→ **Extrait fourni**
************
Le collectif informel portant ces revendications indique compter une centaine de membres issus de plusieurs formations et promotions, ayant mené des actions « activement » contre la présence de ces entreprises, au cours de l’année. Mais ils reprochent à la direction son manque d’écoute. « HEC ne nous écoute pas, voire tente de nous faire taire », considèrent-ils.  

30 % des diplômés du programme grande école d’HEC de la promotion 2025 travaillent dans le secteur financier et 24 % dans le conseil. 4,5 % intègrent la fonction publique ou des ONG.  

Le collectif Eies, pour « Entreprises illégitimes dans l’enseignement supérieur », est né fin 2024, afin d’organiser la mobilisation entre différentes écoles et d’amplifier les demandes des étudiants engagés sur ces questions. L’année dernière, il a publié une « cartographie » sur les « liens d’influences des entreprises privées » dans les grandes écoles. « Sur les 20 entreprises les plus présentes dans notre échantillon d'établissements, 5 produisent des armes, 2 du pétrole, 3 sont des banques françaises polluantes, et seulement 4 n'ont pas été condamnées par la justice ou impliquées dans des scandales sociaux ou environnementaux », mettent en avant ses membres.
************
→ **Consignes**
1/ Répondez à ces questions sur l'extrait sur HEC :
(a) Combien de membres le collectif informel affirme-t-il compter ?
(b) Quelle part des diplômés du programme grande école d'HEC de la promotion 2025 travaille dans le conseil ?
(c) À quel moment le collectif Eies est-il né ?
2/ Renvoyez tel quel le passage de l'extrait sur HEC allant de « Le collectif informel » à « ou des ONG. ».
Les enregistrements proviennent d'une autre source que l'extrait sur HEC.

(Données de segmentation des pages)
************
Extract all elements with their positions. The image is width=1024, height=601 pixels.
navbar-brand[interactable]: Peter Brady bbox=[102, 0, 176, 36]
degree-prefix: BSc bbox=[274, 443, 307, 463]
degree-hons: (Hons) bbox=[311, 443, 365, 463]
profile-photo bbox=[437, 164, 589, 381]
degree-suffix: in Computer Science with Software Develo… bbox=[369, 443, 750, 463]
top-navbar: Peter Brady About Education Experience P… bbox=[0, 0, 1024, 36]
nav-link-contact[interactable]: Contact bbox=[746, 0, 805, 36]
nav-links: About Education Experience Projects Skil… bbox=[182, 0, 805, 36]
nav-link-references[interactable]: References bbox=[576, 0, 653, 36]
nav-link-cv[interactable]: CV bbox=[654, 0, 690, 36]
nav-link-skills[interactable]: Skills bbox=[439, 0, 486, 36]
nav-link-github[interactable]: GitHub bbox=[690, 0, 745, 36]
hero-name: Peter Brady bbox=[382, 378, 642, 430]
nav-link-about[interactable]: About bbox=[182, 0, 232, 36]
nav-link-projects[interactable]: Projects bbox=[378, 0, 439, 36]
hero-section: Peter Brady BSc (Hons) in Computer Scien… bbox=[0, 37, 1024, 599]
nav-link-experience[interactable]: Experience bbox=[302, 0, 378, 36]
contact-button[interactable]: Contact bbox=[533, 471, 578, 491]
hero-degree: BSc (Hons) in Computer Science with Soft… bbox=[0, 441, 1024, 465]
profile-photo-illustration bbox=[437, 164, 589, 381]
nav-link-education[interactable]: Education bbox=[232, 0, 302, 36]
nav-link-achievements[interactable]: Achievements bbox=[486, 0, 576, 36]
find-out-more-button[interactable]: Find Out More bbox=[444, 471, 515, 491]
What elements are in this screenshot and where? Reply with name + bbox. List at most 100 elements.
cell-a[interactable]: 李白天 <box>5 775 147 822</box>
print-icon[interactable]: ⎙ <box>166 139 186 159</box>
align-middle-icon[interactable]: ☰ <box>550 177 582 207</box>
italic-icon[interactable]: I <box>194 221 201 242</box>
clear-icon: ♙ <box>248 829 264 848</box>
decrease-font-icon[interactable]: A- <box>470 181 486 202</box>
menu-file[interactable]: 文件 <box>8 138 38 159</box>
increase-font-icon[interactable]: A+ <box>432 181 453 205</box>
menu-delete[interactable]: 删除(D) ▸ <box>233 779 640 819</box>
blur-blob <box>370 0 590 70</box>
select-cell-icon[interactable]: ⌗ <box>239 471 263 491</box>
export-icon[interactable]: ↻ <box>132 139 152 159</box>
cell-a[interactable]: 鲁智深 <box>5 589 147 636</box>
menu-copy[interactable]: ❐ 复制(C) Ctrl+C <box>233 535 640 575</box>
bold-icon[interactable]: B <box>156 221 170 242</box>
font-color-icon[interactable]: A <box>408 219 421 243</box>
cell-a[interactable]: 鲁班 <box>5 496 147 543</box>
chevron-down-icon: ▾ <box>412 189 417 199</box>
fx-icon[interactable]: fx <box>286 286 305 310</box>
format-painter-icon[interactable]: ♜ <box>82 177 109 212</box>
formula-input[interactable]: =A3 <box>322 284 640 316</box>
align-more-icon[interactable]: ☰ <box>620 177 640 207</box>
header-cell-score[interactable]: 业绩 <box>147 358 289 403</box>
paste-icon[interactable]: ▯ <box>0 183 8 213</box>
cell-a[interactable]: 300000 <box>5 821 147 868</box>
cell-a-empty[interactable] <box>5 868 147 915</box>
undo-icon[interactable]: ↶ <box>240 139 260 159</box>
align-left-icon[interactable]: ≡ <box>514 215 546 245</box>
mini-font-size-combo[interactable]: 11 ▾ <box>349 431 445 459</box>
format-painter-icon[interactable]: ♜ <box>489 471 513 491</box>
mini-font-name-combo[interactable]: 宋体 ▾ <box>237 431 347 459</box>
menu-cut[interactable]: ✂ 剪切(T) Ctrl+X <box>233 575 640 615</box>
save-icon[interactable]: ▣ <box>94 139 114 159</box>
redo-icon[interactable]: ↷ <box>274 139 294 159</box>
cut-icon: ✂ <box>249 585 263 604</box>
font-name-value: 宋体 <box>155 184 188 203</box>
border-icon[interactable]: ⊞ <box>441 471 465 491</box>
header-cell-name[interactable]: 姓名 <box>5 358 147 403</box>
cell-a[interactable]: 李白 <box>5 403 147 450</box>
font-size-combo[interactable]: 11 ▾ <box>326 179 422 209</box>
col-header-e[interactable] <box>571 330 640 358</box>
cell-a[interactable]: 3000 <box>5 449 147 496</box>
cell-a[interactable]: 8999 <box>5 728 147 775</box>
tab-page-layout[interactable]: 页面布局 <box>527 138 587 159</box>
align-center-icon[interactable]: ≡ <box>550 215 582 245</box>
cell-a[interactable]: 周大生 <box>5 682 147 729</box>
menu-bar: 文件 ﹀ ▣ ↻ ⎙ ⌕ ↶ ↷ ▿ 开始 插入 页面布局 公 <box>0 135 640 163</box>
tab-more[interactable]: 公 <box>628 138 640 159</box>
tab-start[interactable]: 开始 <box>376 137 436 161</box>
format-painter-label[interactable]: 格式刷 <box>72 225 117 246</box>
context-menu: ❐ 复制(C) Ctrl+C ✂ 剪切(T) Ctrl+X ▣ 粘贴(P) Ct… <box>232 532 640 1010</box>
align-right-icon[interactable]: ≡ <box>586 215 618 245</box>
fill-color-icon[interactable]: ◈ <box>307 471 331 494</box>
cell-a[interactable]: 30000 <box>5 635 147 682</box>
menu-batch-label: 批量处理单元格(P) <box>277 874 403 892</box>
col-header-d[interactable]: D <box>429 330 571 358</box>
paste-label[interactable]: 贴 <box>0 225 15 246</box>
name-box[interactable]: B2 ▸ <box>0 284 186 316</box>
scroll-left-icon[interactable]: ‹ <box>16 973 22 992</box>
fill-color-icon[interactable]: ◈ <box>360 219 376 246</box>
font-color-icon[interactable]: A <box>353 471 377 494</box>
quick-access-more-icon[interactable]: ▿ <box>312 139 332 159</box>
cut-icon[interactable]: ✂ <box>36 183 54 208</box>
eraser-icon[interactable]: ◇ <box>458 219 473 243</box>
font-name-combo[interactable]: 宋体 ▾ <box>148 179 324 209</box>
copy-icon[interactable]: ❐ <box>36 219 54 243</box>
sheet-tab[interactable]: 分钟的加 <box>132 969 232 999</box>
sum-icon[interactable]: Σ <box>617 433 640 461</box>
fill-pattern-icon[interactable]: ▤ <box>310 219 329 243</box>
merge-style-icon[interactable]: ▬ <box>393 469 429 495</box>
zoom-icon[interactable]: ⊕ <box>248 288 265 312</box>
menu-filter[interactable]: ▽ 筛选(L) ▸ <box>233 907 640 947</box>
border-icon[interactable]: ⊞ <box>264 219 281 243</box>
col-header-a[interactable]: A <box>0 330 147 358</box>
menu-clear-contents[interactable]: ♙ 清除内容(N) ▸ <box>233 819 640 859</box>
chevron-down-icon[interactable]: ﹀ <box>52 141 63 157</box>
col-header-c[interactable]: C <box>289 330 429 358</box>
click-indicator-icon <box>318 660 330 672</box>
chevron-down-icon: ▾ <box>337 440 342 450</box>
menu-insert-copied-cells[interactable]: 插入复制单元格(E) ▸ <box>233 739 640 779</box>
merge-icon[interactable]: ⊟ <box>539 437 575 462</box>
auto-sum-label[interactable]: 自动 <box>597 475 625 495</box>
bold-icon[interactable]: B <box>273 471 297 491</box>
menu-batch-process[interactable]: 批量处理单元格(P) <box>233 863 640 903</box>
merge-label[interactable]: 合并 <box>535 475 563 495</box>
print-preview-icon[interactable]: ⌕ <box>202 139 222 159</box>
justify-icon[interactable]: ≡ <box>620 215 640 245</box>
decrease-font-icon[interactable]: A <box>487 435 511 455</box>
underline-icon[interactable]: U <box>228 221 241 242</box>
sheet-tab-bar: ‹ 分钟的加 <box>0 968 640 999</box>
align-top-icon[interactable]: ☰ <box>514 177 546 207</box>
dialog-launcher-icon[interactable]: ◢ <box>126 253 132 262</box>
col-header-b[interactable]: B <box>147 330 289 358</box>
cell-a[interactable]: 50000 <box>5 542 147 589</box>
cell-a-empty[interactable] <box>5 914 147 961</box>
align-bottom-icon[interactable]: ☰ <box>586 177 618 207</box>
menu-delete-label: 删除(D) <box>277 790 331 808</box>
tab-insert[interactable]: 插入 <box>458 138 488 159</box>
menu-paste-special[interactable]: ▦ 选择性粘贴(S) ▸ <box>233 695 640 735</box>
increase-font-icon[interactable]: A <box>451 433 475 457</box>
************
→ **Corrigés**
1/
(a) Une centaine.
(b) 24 %.
(c) Fin 2024.

2/
Le collectif informel portant ces revendications indique compter une centaine de membres issus de plusieurs formations et promotions, ayant mené des actions « activement » contre la présence de ces entreprises, au cours de l’année. Mais ils reprochent à la direction son manque d’écoute. « HEC ne nous écoute pas, voire tente de nous faire taire », considèrent-ils.  

30 % des diplômés du programme grande école d’HEC de la promotion 2025 travaillent dans le secteur financier et 24 % dans le conseil. 4,5 % intègrent la fonction publique ou des ONG.